##### Task data #####
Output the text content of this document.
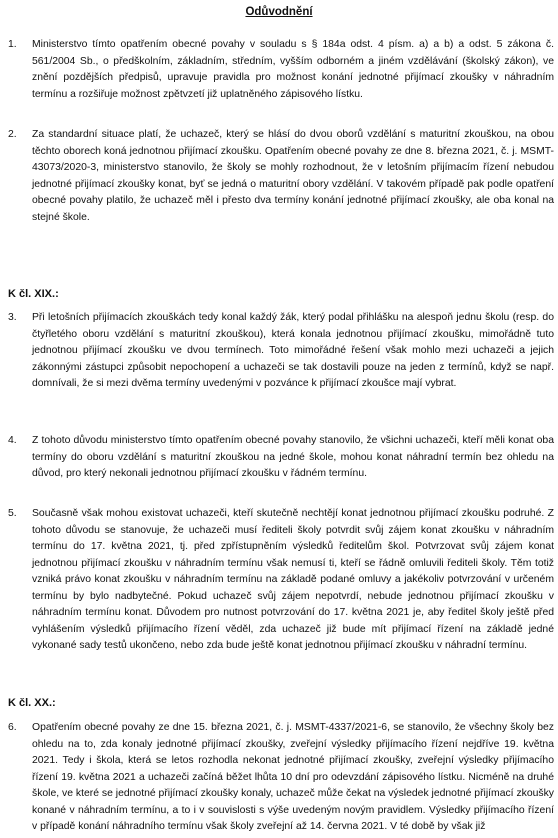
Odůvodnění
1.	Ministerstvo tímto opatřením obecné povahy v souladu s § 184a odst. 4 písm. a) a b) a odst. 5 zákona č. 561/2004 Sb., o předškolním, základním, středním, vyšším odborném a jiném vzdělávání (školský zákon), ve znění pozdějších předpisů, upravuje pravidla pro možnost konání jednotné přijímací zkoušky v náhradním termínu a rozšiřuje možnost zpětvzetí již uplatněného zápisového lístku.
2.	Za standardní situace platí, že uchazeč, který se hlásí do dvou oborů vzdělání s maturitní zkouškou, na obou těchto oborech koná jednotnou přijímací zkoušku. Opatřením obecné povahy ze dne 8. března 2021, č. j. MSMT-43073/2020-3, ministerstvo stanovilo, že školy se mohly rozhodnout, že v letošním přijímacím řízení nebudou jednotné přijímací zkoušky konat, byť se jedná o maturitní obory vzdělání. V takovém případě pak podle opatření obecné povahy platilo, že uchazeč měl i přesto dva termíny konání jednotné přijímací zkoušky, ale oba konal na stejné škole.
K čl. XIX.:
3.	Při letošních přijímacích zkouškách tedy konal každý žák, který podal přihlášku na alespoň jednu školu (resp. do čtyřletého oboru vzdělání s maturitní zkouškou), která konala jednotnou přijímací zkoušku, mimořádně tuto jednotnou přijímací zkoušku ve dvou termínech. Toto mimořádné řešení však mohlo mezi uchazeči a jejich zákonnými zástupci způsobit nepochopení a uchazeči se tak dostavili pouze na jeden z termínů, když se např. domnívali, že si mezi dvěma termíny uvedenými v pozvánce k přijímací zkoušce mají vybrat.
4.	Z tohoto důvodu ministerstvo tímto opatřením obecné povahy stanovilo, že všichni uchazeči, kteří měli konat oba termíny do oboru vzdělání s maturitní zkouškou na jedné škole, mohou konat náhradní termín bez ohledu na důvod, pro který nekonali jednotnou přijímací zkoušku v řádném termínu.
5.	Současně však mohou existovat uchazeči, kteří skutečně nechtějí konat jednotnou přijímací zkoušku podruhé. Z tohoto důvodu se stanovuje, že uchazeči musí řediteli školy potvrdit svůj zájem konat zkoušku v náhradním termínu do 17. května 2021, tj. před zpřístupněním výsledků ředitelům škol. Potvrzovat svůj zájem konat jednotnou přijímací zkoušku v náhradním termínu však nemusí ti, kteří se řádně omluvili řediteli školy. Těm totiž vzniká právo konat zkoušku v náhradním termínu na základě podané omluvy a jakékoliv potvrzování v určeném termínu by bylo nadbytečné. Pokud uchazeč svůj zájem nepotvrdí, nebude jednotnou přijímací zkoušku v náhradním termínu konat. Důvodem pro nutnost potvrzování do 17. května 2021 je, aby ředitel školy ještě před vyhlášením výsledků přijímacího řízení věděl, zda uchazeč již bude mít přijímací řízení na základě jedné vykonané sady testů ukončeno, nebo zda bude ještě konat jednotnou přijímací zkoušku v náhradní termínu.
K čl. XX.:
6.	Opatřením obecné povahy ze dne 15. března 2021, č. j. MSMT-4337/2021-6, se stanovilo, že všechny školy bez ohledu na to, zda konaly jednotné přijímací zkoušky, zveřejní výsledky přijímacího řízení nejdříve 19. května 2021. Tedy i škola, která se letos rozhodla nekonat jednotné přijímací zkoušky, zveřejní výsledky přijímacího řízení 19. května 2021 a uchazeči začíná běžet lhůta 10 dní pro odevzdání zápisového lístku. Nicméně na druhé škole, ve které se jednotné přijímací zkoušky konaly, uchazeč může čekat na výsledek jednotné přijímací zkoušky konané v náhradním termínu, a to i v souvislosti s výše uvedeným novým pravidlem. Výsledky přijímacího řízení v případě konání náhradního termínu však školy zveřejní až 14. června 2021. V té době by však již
#####
##### Task data #####
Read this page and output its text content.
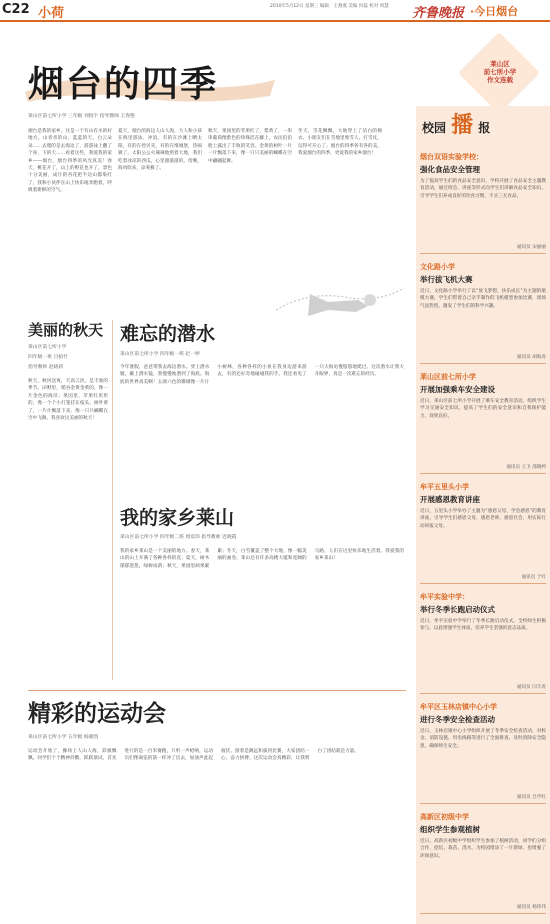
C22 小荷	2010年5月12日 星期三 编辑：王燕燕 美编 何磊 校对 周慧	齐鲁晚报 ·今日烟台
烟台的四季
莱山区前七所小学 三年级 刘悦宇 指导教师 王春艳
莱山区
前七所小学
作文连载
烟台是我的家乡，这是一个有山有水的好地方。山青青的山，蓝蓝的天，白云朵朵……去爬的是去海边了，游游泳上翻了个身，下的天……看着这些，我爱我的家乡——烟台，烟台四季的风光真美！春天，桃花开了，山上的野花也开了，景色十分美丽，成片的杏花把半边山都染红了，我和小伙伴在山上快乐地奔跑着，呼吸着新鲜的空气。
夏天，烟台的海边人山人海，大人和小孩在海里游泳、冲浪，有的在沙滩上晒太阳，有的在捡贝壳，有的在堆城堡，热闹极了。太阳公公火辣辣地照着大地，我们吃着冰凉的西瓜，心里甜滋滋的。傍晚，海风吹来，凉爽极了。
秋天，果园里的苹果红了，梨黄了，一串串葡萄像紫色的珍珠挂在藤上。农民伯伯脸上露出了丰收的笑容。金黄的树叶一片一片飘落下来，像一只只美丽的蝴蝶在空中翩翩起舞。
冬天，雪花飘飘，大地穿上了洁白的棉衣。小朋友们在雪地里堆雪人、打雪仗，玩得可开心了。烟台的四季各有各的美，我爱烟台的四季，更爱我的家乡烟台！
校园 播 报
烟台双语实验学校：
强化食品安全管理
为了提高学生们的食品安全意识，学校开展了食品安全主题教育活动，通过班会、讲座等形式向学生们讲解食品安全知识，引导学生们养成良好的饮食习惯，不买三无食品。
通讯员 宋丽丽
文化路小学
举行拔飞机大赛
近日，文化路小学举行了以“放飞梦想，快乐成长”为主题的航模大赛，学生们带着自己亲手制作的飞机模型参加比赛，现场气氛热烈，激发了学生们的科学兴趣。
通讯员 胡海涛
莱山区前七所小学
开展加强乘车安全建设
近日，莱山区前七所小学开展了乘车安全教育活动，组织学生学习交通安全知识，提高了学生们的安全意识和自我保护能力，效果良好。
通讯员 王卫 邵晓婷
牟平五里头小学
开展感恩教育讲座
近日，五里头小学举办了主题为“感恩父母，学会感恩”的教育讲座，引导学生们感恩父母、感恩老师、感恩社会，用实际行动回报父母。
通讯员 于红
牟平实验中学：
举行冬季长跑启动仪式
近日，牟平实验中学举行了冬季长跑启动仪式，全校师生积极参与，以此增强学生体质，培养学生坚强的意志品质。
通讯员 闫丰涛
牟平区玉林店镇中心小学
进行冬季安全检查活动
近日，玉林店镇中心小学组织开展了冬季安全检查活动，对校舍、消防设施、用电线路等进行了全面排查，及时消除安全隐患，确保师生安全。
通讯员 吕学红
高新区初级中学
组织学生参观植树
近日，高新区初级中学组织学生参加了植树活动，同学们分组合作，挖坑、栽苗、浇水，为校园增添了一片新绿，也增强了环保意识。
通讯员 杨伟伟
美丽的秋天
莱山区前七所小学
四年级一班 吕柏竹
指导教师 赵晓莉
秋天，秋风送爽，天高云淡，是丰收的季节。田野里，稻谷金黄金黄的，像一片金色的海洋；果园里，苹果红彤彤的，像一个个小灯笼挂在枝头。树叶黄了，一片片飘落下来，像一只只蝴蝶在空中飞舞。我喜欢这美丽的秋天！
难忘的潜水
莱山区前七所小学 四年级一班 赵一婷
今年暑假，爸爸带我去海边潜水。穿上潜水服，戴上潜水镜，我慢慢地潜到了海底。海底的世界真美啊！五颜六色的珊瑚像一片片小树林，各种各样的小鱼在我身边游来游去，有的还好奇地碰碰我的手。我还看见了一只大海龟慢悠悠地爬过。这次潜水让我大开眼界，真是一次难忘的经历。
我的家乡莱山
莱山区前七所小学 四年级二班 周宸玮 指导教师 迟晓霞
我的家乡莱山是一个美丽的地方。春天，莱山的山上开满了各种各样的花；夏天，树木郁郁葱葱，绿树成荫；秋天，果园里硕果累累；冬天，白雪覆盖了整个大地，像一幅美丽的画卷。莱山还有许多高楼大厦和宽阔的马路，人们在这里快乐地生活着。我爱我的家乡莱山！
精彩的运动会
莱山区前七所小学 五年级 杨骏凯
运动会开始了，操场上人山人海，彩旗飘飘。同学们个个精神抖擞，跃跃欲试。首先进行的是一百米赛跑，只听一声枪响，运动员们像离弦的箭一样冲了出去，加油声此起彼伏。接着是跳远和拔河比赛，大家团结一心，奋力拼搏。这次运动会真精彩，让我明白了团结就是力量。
#####
##### Task data #####
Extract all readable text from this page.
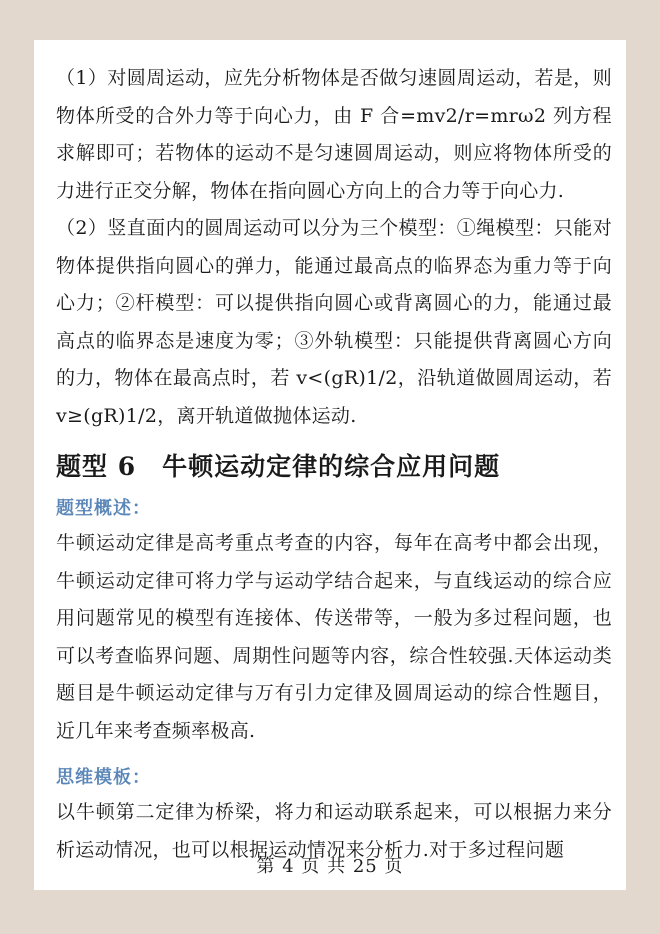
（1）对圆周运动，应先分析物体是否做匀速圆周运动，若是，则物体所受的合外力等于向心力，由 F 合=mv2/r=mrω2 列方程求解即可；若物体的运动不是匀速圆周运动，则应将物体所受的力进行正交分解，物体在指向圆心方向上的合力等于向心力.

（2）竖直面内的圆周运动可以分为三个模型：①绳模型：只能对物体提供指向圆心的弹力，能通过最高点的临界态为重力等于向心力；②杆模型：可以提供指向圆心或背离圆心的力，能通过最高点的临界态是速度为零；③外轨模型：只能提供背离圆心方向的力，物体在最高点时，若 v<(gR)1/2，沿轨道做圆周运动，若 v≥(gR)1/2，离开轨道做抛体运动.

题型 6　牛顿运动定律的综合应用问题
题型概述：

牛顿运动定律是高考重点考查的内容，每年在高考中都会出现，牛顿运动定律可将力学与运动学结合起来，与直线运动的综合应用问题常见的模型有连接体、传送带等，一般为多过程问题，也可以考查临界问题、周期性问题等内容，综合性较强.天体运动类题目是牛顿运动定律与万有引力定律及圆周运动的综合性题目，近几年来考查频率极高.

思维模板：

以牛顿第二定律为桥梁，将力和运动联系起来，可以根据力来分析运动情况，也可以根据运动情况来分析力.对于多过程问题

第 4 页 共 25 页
#####
§ **Job**
List all lines from the entries that include the word "která".

§ **Result of the task**
3.	Při letošních přijímacích zkouškách tedy konal každý žák, který podal přihlášku na alespoň jednu školu (resp. do čtyřletého oboru vzdělání s maturitní zkouškou), která konala jednotnou přijímací zkoušku, mimořádně tuto jednotnou přijímací zkoušku ve dvou termínech. Toto mimořádné řešení však mohlo mezi uchazeči a jejich zákonnými zástupci způsobit nepochopení a uchazeči se tak dostavili pouze na jeden z termínů, když se např. domnívali, že si mezi dvěma termíny uvedenými v pozvánce k přijímací zkoušce mají vybrat.
6.	Opatřením obecné povahy ze dne 15. března 2021, č. j. MSMT-4337/2021-6, se stanovilo, že všechny školy bez ohledu na to, zda konaly jednotné přijímací zkoušky, zveřejní výsledky přijímacího řízení nejdříve 19. května 2021. Tedy i škola, která se letos rozhodla nekonat jednotné přijímací zkoušky, zveřejní výsledky přijímacího řízení 19. května 2021 a uchazeči začíná běžet lhůta 10 dní pro odevzdání zápisového lístku. Nicméně na druhé škole, ve které se jednotné přijímací zkoušky konaly, uchazeč může čekat na výsledek jednotné přijímací zkoušky konané v náhradním termínu, a to i v souvislosti s výše uvedeným novým pravidlem. Výsledky přijímacího řízení v případě konání náhradního termínu však školy zveřejní až 14. června 2021. V té době by však již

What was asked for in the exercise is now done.